Each line below that contains "ylabel" counts once; report the total and nothing more.

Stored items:
========

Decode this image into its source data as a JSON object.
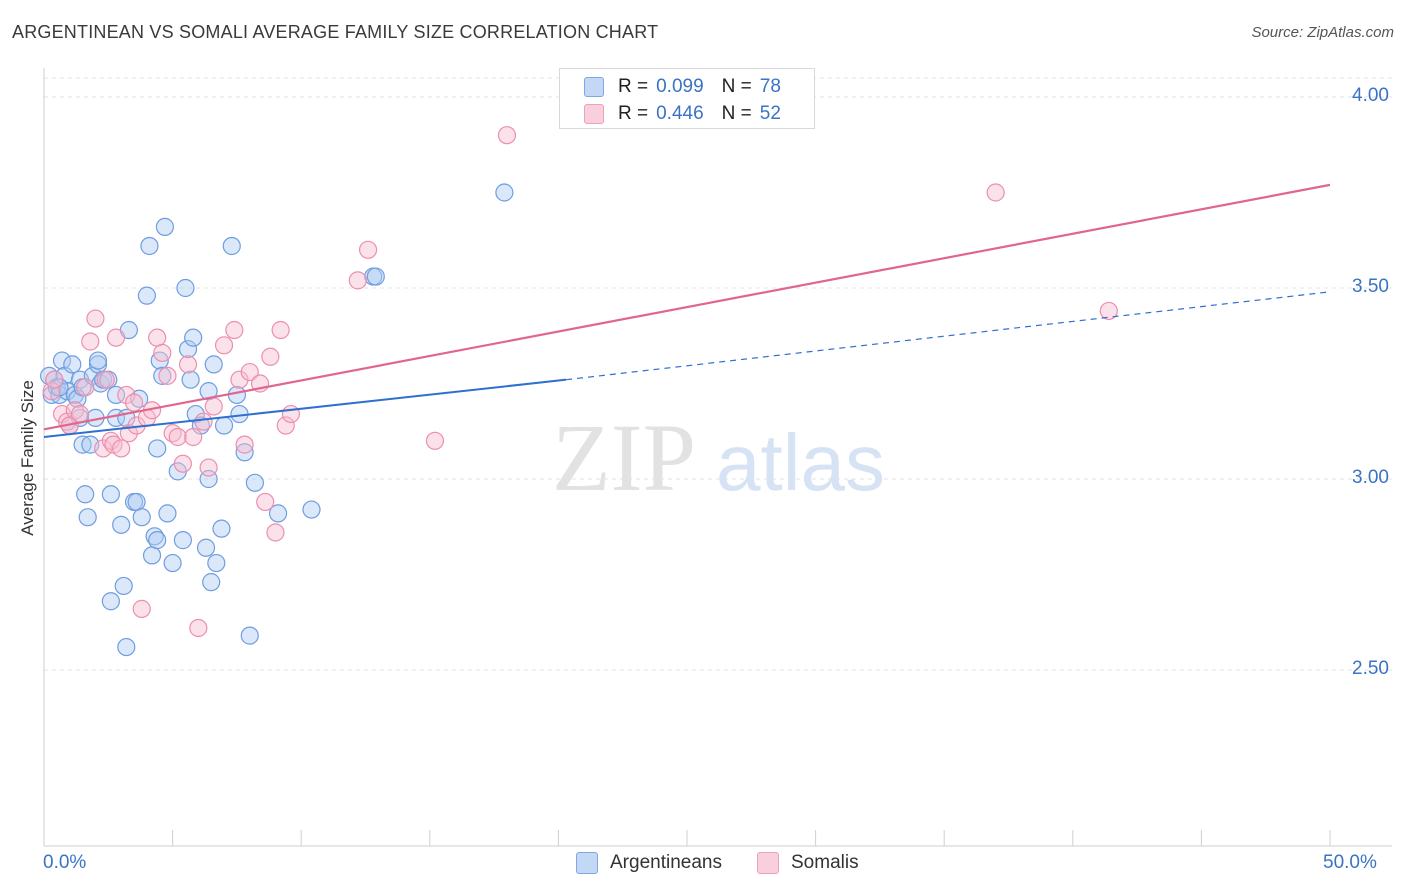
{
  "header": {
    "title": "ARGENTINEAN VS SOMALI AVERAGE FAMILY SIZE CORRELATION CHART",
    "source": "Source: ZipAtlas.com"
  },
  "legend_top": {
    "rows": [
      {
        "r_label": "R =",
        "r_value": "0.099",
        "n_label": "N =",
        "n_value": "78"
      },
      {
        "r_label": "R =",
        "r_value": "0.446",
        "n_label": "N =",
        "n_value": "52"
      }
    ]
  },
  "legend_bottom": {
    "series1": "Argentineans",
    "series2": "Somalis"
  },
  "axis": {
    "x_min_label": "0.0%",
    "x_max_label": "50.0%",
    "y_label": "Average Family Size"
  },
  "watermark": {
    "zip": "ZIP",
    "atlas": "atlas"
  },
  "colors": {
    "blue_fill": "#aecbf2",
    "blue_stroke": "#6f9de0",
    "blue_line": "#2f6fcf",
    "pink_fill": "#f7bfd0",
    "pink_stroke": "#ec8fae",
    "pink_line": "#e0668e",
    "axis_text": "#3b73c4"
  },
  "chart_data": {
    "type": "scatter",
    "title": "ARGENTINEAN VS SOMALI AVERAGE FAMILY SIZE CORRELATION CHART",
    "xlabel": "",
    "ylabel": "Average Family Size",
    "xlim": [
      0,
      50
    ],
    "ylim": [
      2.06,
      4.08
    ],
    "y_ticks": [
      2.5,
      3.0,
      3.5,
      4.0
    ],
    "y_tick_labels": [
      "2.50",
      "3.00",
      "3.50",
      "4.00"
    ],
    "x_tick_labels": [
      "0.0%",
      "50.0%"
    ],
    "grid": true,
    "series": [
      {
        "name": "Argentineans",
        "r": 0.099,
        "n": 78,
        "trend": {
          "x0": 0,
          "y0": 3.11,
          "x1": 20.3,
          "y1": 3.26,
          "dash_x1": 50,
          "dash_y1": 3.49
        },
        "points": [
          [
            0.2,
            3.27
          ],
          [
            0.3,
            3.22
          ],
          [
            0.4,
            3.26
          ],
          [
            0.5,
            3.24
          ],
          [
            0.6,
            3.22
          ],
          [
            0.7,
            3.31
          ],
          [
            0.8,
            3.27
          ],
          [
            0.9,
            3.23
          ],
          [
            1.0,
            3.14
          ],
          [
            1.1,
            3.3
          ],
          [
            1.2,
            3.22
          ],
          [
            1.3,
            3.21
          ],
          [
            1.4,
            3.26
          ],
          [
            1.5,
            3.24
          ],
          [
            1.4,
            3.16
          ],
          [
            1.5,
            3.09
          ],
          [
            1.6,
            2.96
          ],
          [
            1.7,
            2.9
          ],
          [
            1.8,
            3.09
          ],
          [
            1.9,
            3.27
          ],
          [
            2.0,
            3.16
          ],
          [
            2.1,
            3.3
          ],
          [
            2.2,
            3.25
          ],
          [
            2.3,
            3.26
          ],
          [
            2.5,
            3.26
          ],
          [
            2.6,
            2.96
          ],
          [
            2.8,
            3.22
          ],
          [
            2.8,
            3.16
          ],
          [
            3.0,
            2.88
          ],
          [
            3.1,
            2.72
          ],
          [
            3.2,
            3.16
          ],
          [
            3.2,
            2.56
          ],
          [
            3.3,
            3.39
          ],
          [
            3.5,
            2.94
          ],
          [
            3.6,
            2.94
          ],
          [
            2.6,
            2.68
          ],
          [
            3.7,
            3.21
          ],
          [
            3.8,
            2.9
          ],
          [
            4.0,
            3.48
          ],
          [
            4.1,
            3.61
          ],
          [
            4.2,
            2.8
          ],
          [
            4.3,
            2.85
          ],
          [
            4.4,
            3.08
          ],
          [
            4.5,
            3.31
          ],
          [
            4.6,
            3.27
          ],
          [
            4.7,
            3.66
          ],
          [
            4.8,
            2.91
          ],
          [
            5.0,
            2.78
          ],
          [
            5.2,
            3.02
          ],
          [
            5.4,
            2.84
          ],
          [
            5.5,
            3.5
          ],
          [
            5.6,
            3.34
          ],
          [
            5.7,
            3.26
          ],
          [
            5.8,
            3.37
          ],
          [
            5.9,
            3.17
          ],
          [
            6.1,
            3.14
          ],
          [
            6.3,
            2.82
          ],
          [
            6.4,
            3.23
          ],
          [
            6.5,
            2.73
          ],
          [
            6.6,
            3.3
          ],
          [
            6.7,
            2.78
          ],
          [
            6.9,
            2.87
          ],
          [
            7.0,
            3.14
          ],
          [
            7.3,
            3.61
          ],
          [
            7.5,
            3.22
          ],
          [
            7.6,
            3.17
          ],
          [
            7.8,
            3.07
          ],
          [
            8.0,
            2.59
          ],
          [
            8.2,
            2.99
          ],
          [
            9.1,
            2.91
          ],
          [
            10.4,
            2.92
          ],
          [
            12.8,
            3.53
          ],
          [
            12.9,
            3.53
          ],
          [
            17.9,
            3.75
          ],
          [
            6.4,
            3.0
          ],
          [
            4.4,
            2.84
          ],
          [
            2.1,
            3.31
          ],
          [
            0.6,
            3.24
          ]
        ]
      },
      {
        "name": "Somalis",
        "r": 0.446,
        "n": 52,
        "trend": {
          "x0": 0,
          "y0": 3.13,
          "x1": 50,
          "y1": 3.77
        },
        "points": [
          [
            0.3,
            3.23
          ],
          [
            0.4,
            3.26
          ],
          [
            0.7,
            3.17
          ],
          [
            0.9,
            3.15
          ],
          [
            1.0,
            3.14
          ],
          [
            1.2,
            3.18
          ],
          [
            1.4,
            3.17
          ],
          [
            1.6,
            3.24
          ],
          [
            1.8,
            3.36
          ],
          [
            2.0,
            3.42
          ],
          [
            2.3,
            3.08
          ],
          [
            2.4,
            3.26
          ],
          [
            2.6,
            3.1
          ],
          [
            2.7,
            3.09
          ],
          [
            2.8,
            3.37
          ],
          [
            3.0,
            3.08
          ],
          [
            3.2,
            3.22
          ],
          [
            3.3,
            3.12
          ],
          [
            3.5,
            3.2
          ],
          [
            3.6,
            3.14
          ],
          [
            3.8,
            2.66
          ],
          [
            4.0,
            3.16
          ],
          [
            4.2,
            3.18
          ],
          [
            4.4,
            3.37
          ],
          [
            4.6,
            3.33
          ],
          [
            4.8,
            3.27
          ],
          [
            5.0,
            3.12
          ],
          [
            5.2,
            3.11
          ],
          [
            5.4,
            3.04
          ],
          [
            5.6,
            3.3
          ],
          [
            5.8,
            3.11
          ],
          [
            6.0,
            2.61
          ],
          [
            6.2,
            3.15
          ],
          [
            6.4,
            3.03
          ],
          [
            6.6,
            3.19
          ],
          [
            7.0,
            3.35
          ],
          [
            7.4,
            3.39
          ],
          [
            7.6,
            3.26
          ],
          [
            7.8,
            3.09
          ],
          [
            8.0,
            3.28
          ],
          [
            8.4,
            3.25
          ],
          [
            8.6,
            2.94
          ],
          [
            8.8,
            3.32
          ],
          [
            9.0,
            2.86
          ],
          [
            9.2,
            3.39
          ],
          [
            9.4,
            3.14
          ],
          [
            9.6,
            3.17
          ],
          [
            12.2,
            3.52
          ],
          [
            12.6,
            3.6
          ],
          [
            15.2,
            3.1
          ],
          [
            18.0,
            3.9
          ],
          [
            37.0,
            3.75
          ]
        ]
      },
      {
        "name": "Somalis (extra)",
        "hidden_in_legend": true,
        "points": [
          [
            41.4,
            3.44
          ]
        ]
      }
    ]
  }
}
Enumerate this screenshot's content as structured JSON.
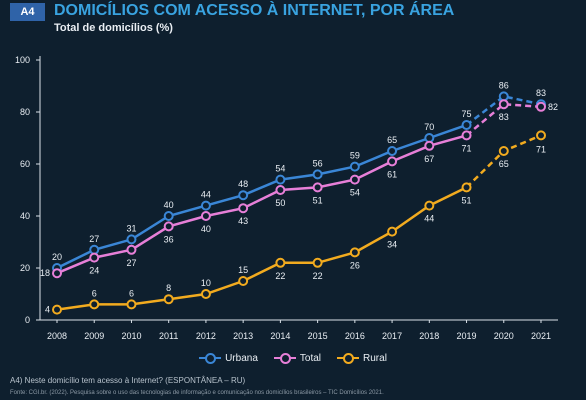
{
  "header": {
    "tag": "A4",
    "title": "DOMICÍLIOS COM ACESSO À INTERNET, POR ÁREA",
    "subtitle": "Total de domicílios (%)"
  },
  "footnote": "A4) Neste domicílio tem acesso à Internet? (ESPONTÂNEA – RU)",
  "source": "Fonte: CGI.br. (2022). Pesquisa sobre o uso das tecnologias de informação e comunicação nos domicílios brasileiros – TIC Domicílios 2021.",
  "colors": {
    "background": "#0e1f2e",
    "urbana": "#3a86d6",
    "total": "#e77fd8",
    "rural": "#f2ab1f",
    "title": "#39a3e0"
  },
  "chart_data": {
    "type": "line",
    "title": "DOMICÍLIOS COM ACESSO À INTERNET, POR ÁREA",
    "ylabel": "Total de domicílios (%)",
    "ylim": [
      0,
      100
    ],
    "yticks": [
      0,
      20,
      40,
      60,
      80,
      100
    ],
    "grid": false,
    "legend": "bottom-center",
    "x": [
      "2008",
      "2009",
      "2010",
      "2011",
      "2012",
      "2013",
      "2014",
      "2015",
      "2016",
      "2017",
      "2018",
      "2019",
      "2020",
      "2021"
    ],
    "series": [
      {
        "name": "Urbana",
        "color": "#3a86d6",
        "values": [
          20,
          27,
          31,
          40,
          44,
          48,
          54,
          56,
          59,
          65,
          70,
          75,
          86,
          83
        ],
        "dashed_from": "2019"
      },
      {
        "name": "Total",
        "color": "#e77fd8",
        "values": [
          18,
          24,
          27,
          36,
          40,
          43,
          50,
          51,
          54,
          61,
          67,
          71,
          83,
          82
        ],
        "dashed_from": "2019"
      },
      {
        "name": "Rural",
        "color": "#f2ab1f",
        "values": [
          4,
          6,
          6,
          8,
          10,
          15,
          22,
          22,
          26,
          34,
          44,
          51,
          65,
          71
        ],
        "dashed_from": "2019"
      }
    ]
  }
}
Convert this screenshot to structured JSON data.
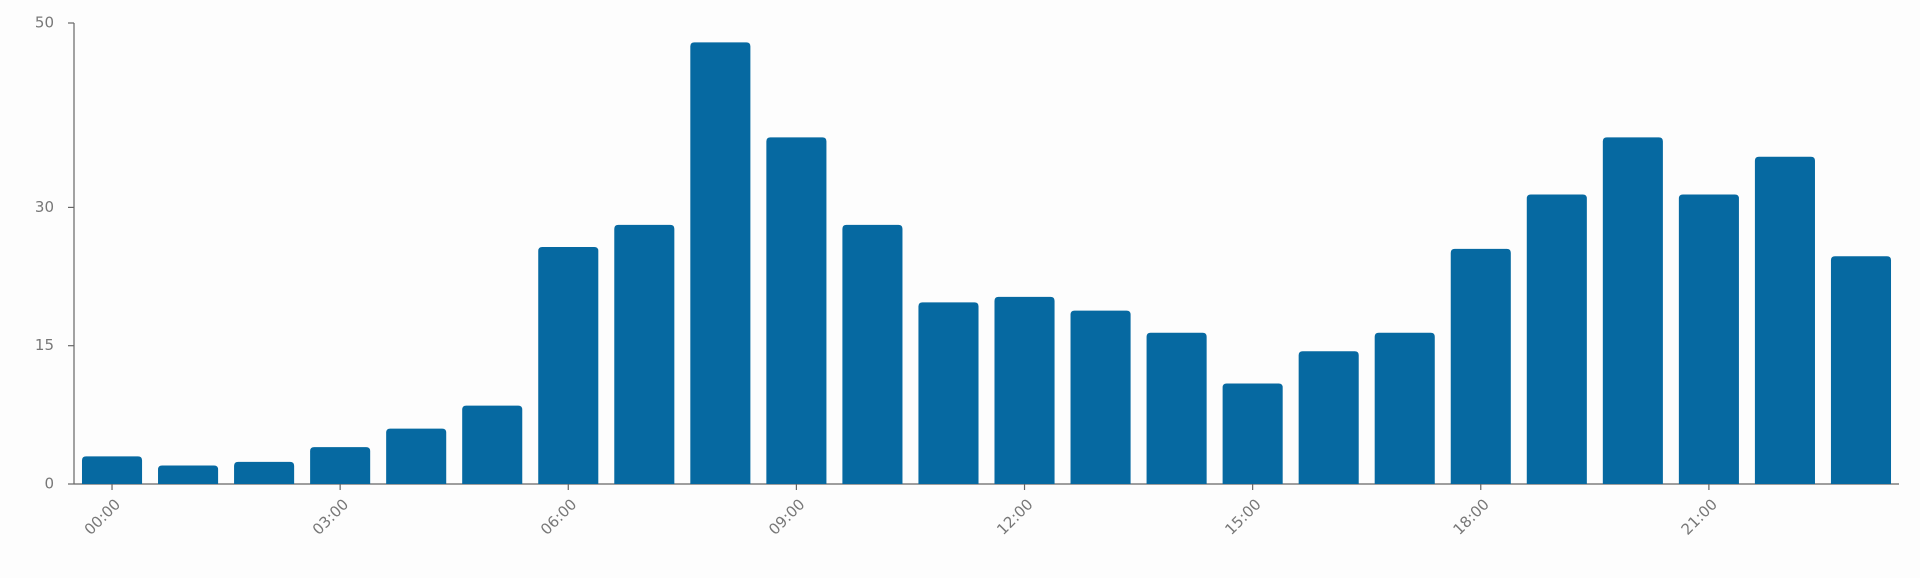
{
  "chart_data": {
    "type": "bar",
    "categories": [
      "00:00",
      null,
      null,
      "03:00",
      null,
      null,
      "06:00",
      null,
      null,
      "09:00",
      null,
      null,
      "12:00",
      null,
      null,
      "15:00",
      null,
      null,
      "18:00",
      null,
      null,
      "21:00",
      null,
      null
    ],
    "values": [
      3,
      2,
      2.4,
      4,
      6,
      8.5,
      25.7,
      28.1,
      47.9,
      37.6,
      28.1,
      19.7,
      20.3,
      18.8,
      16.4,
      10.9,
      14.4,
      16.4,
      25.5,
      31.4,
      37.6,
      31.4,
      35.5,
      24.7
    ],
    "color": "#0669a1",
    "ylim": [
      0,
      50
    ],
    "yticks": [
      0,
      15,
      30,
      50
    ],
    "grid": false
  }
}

========

Full response:
2